━━━ SUPPLIED INFORMATION ━━━

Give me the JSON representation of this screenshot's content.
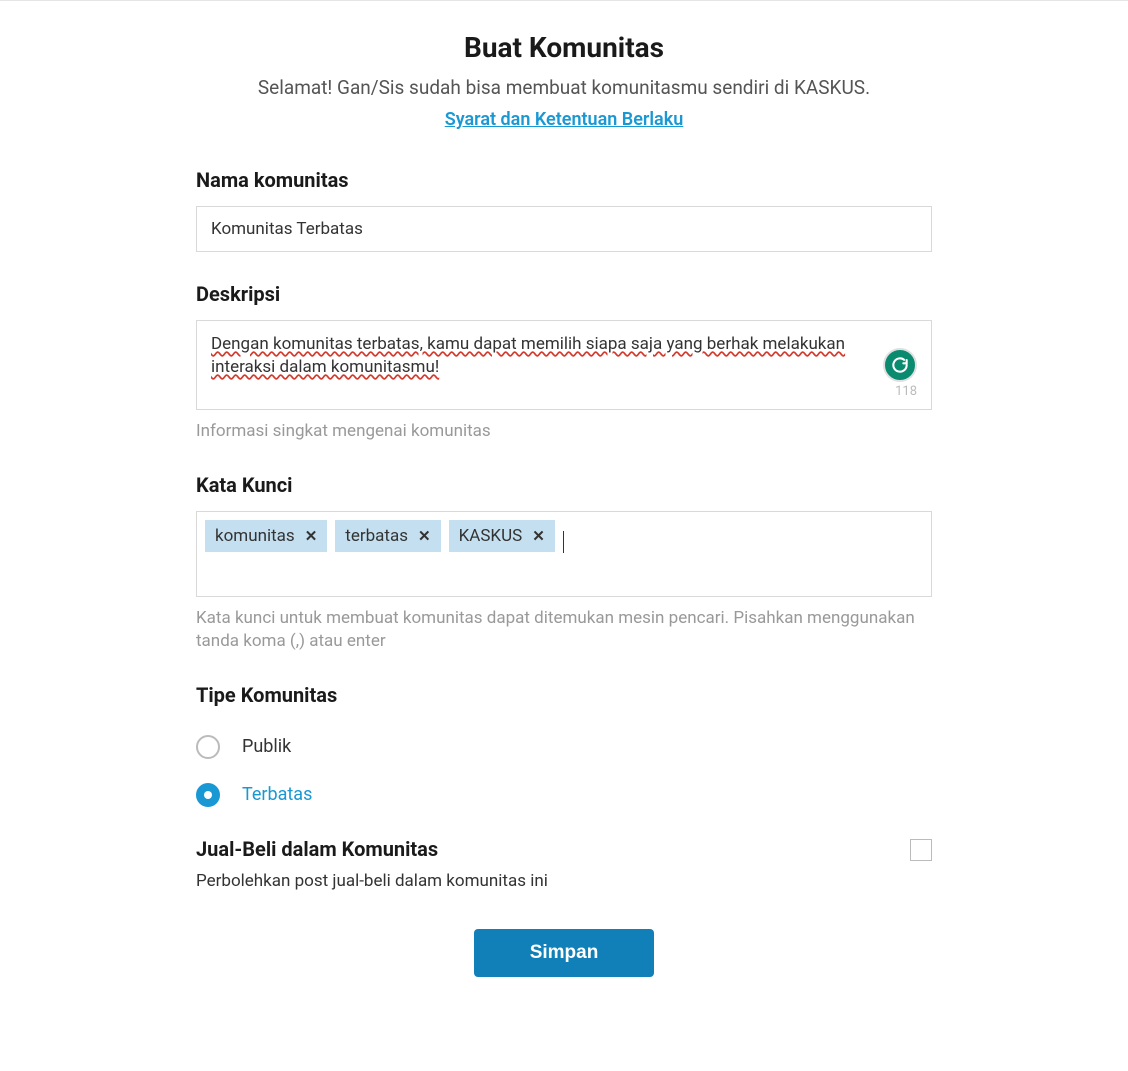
{
  "header": {
    "title": "Buat Komunitas",
    "subtitle": "Selamat! Gan/Sis sudah bisa membuat komunitasmu sendiri di KASKUS.",
    "terms_link": "Syarat dan Ketentuan Berlaku"
  },
  "form": {
    "name": {
      "label": "Nama komunitas",
      "value": "Komunitas Terbatas"
    },
    "description": {
      "label": "Deskripsi",
      "value": "Dengan komunitas terbatas, kamu dapat memilih siapa saja yang berhak melakukan interaksi dalam komunitasmu!",
      "char_count": "118",
      "help": "Informasi singkat mengenai komunitas"
    },
    "keywords": {
      "label": "Kata Kunci",
      "tags": [
        "komunitas",
        "terbatas",
        "KASKUS"
      ],
      "help": "Kata kunci untuk membuat komunitas dapat ditemukan mesin pencari. Pisahkan menggunakan tanda koma (,) atau enter"
    },
    "type": {
      "label": "Tipe Komunitas",
      "options": [
        {
          "label": "Publik",
          "selected": false
        },
        {
          "label": "Terbatas",
          "selected": true
        }
      ]
    },
    "jualbeli": {
      "label": "Jual-Beli dalam Komunitas",
      "description": "Perbolehkan post jual-beli dalam komunitas ini",
      "checked": false
    },
    "submit_label": "Simpan"
  }
}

━━━

:: WHAT YOU HAVE TO DO ::
Where a line of the data holds "KASKUS", show that line.

:: ANSWER TO THE PROBLEM ::
    "subtitle": "Selamat! Gan/Sis sudah bisa membuat komunitasmu sendiri di KASKUS.",
        "KASKUS"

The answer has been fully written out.